**** PROVIDED RECORDS ****
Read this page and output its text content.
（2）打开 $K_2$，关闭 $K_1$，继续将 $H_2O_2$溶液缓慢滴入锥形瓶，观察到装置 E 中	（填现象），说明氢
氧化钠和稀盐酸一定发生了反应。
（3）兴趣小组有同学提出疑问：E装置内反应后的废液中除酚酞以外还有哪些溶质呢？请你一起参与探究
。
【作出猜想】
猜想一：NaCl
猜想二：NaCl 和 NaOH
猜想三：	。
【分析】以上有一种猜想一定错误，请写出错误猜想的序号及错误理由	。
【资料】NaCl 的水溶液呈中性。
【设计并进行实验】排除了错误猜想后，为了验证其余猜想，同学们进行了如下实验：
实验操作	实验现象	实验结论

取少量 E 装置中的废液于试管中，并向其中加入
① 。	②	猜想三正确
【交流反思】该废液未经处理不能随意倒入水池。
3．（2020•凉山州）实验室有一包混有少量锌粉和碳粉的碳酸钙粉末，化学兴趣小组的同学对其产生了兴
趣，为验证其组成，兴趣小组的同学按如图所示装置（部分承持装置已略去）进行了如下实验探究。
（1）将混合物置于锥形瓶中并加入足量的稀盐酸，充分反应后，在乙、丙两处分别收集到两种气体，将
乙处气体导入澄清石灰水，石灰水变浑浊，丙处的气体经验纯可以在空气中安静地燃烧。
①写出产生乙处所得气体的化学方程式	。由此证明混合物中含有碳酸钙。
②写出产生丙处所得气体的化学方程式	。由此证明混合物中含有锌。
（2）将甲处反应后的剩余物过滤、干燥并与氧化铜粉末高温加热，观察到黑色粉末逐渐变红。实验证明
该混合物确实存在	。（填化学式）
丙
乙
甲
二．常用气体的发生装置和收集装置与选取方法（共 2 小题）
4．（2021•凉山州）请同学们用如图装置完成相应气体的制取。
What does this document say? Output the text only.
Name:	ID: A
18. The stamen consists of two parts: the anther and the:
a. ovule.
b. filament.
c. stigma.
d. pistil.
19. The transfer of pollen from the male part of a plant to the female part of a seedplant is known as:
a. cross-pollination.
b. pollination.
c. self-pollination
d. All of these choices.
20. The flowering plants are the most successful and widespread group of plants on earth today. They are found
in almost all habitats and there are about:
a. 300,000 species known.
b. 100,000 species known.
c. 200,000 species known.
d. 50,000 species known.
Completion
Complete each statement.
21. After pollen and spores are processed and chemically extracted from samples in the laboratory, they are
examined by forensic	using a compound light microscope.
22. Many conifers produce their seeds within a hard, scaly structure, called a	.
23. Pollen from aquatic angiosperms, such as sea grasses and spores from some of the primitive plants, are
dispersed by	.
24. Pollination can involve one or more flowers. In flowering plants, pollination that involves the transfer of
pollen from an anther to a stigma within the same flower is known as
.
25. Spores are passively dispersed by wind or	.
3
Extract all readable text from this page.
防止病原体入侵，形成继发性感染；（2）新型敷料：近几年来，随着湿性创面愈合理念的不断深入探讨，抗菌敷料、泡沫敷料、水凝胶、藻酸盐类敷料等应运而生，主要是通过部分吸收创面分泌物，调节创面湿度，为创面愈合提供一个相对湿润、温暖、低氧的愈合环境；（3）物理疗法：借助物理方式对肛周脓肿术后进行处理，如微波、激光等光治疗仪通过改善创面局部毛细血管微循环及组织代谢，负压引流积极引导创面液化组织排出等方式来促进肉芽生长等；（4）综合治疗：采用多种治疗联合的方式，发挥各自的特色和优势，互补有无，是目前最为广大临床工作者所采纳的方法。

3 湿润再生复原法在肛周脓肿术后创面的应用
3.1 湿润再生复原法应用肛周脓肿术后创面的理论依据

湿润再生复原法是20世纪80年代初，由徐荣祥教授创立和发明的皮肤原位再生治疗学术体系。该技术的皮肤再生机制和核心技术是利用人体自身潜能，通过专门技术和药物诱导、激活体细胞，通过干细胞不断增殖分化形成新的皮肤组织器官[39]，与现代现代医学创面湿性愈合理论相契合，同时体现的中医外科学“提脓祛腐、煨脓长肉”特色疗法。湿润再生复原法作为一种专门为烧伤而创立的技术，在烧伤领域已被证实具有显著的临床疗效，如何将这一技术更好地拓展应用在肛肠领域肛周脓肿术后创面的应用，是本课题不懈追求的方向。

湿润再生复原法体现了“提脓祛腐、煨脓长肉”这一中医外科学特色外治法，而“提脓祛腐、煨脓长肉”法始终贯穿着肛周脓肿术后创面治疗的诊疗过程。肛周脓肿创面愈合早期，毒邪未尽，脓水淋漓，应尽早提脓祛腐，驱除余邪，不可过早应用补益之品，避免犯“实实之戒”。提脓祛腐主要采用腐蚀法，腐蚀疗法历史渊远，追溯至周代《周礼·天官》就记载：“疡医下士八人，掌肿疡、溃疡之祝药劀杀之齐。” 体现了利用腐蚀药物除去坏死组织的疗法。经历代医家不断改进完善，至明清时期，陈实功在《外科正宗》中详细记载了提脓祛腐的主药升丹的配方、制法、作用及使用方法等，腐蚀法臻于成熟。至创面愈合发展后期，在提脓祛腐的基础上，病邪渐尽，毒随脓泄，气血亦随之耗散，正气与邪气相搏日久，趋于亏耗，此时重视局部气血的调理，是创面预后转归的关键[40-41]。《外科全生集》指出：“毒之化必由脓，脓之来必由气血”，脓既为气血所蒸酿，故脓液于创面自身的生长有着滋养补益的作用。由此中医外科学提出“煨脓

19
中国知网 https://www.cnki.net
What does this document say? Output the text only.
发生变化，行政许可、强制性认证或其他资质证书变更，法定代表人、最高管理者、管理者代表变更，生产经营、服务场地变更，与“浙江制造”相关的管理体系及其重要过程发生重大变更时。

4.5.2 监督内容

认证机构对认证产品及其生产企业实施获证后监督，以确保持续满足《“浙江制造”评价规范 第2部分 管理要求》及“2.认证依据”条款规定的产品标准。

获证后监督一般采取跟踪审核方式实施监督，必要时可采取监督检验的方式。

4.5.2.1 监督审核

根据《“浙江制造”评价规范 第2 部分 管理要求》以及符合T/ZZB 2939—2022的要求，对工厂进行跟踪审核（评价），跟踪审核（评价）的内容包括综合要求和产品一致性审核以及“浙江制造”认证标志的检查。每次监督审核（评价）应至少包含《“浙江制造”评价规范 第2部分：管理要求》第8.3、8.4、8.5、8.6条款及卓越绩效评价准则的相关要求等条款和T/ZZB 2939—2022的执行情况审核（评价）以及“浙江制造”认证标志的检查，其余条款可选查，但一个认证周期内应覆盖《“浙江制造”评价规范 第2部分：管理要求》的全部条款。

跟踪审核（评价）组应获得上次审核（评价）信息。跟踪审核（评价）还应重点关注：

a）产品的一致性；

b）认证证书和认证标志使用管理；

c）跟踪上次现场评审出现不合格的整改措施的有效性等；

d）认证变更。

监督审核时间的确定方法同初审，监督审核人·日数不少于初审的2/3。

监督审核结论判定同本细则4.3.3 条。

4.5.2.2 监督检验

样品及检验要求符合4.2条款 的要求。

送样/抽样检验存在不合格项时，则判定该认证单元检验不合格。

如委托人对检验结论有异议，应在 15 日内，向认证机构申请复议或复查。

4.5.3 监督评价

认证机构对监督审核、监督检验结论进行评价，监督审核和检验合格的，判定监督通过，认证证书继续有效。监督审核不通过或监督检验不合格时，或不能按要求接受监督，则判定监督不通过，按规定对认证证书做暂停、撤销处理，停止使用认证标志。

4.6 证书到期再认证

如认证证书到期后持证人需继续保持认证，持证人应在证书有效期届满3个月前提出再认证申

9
****
**OBJECTIVE:** All of the data shown above must be copied exactly.

**RESPONSE:**
Read this page and output its text content.
（2）打开 $K_2$，关闭 $K_1$，继续将 $H_2O_2$溶液缓慢滴入锥形瓶，观察到装置 E 中	（填现象），说明氢
氧化钠和稀盐酸一定发生了反应。
（3）兴趣小组有同学提出疑问：E装置内反应后的废液中除酚酞以外还有哪些溶质呢？请你一起参与探究
。
【作出猜想】
猜想一：NaCl
猜想二：NaCl 和 NaOH
猜想三：	。
【分析】以上有一种猜想一定错误，请写出错误猜想的序号及错误理由	。
【资料】NaCl 的水溶液呈中性。
【设计并进行实验】排除了错误猜想后，为了验证其余猜想，同学们进行了如下实验：
实验操作	实验现象	实验结论

取少量 E 装置中的废液于试管中，并向其中加入
① 。	②	猜想三正确
【交流反思】该废液未经处理不能随意倒入水池。
3．（2020•凉山州）实验室有一包混有少量锌粉和碳粉的碳酸钙粉末，化学兴趣小组的同学对其产生了兴
趣，为验证其组成，兴趣小组的同学按如图所示装置（部分承持装置已略去）进行了如下实验探究。
（1）将混合物置于锥形瓶中并加入足量的稀盐酸，充分反应后，在乙、丙两处分别收集到两种气体，将
乙处气体导入澄清石灰水，石灰水变浑浊，丙处的气体经验纯可以在空气中安静地燃烧。
①写出产生乙处所得气体的化学方程式	。由此证明混合物中含有碳酸钙。
②写出产生丙处所得气体的化学方程式	。由此证明混合物中含有锌。
（2）将甲处反应后的剩余物过滤、干燥并与氧化铜粉末高温加热，观察到黑色粉末逐渐变红。实验证明
该混合物确实存在	。（填化学式）
丙
乙
甲
二．常用气体的发生装置和收集装置与选取方法（共 2 小题）
4．（2021•凉山州）请同学们用如图装置完成相应气体的制取。
What does this document say? Output the text only.
Name:	ID: A
18. The stamen consists of two parts: the anther and the:
a. ovule.
b. filament.
c. stigma.
d. pistil.
19. The transfer of pollen from the male part of a plant to the female part of a seedplant is known as:
a. cross-pollination.
b. pollination.
c. self-pollination
d. All of these choices.
20. The flowering plants are the most successful and widespread group of plants on earth today. They are found
in almost all habitats and there are about:
a. 300,000 species known.
b. 100,000 species known.
c. 200,000 species known.
d. 50,000 species known.
Completion
Complete each statement.
21. After pollen and spores are processed and chemically extracted from samples in the laboratory, they are
examined by forensic	using a compound light microscope.
22. Many conifers produce their seeds within a hard, scaly structure, called a	.
23. Pollen from aquatic angiosperms, such as sea grasses and spores from some of the primitive plants, are
dispersed by	.
24. Pollination can involve one or more flowers. In flowering plants, pollination that involves the transfer of
pollen from an anther to a stigma within the same flower is known as
.
25. Spores are passively dispersed by wind or	.
3
Extract all readable text from this page.
防止病原体入侵，形成继发性感染；（2）新型敷料：近几年来，随着湿性创面愈合理念的不断深入探讨，抗菌敷料、泡沫敷料、水凝胶、藻酸盐类敷料等应运而生，主要是通过部分吸收创面分泌物，调节创面湿度，为创面愈合提供一个相对湿润、温暖、低氧的愈合环境；（3）物理疗法：借助物理方式对肛周脓肿术后进行处理，如微波、激光等光治疗仪通过改善创面局部毛细血管微循环及组织代谢，负压引流积极引导创面液化组织排出等方式来促进肉芽生长等；（4）综合治疗：采用多种治疗联合的方式，发挥各自的特色和优势，互补有无，是目前最为广大临床工作者所采纳的方法。

3 湿润再生复原法在肛周脓肿术后创面的应用
3.1 湿润再生复原法应用肛周脓肿术后创面的理论依据

湿润再生复原法是20世纪80年代初，由徐荣祥教授创立和发明的皮肤原位再生治疗学术体系。该技术的皮肤再生机制和核心技术是利用人体自身潜能，通过专门技术和药物诱导、激活体细胞，通过干细胞不断增殖分化形成新的皮肤组织器官[39]，与现代现代医学创面湿性愈合理论相契合，同时体现的中医外科学“提脓祛腐、煨脓长肉”特色疗法。湿润再生复原法作为一种专门为烧伤而创立的技术，在烧伤领域已被证实具有显著的临床疗效，如何将这一技术更好地拓展应用在肛肠领域肛周脓肿术后创面的应用，是本课题不懈追求的方向。

湿润再生复原法体现了“提脓祛腐、煨脓长肉”这一中医外科学特色外治法，而“提脓祛腐、煨脓长肉”法始终贯穿着肛周脓肿术后创面治疗的诊疗过程。肛周脓肿创面愈合早期，毒邪未尽，脓水淋漓，应尽早提脓祛腐，驱除余邪，不可过早应用补益之品，避免犯“实实之戒”。提脓祛腐主要采用腐蚀法，腐蚀疗法历史渊远，追溯至周代《周礼·天官》就记载：“疡医下士八人，掌肿疡、溃疡之祝药劀杀之齐。” 体现了利用腐蚀药物除去坏死组织的疗法。经历代医家不断改进完善，至明清时期，陈实功在《外科正宗》中详细记载了提脓祛腐的主药升丹的配方、制法、作用及使用方法等，腐蚀法臻于成熟。至创面愈合发展后期，在提脓祛腐的基础上，病邪渐尽，毒随脓泄，气血亦随之耗散，正气与邪气相搏日久，趋于亏耗，此时重视局部气血的调理，是创面预后转归的关键[40-41]。《外科全生集》指出：“毒之化必由脓，脓之来必由气血”，脓既为气血所蒸酿，故脓液于创面自身的生长有着滋养补益的作用。由此中医外科学提出“煨脓

19
中国知网 https://www.cnki.net
What does this document say? Output the text only.
发生变化，行政许可、强制性认证或其他资质证书变更，法定代表人、最高管理者、管理者代表变更，生产经营、服务场地变更，与“浙江制造”相关的管理体系及其重要过程发生重大变更时。

4.5.2 监督内容

认证机构对认证产品及其生产企业实施获证后监督，以确保持续满足《“浙江制造”评价规范 第2部分 管理要求》及“2.认证依据”条款规定的产品标准。

获证后监督一般采取跟踪审核方式实施监督，必要时可采取监督检验的方式。

4.5.2.1 监督审核

根据《“浙江制造”评价规范 第2 部分 管理要求》以及符合T/ZZB 2939—2022的要求，对工厂进行跟踪审核（评价），跟踪审核（评价）的内容包括综合要求和产品一致性审核以及“浙江制造”认证标志的检查。每次监督审核（评价）应至少包含《“浙江制造”评价规范 第2部分：管理要求》第8.3、8.4、8.5、8.6条款及卓越绩效评价准则的相关要求等条款和T/ZZB 2939—2022的执行情况审核（评价）以及“浙江制造”认证标志的检查，其余条款可选查，但一个认证周期内应覆盖《“浙江制造”评价规范 第2部分：管理要求》的全部条款。

跟踪审核（评价）组应获得上次审核（评价）信息。跟踪审核（评价）还应重点关注：

a）产品的一致性；

b）认证证书和认证标志使用管理；

c）跟踪上次现场评审出现不合格的整改措施的有效性等；

d）认证变更。

监督审核时间的确定方法同初审，监督审核人·日数不少于初审的2/3。

监督审核结论判定同本细则4.3.3 条。

4.5.2.2 监督检验

样品及检验要求符合4.2条款 的要求。

送样/抽样检验存在不合格项时，则判定该认证单元检验不合格。

如委托人对检验结论有异议，应在 15 日内，向认证机构申请复议或复查。

4.5.3 监督评价

认证机构对监督审核、监督检验结论进行评价，监督审核和检验合格的，判定监督通过，认证证书继续有效。监督审核不通过或监督检验不合格时，或不能按要求接受监督，则判定监督不通过，按规定对认证证书做暂停、撤销处理，停止使用认证标志。

4.6 证书到期再认证

如认证证书到期后持证人需继续保持认证，持证人应在证书有效期届满3个月前提出再认证申

9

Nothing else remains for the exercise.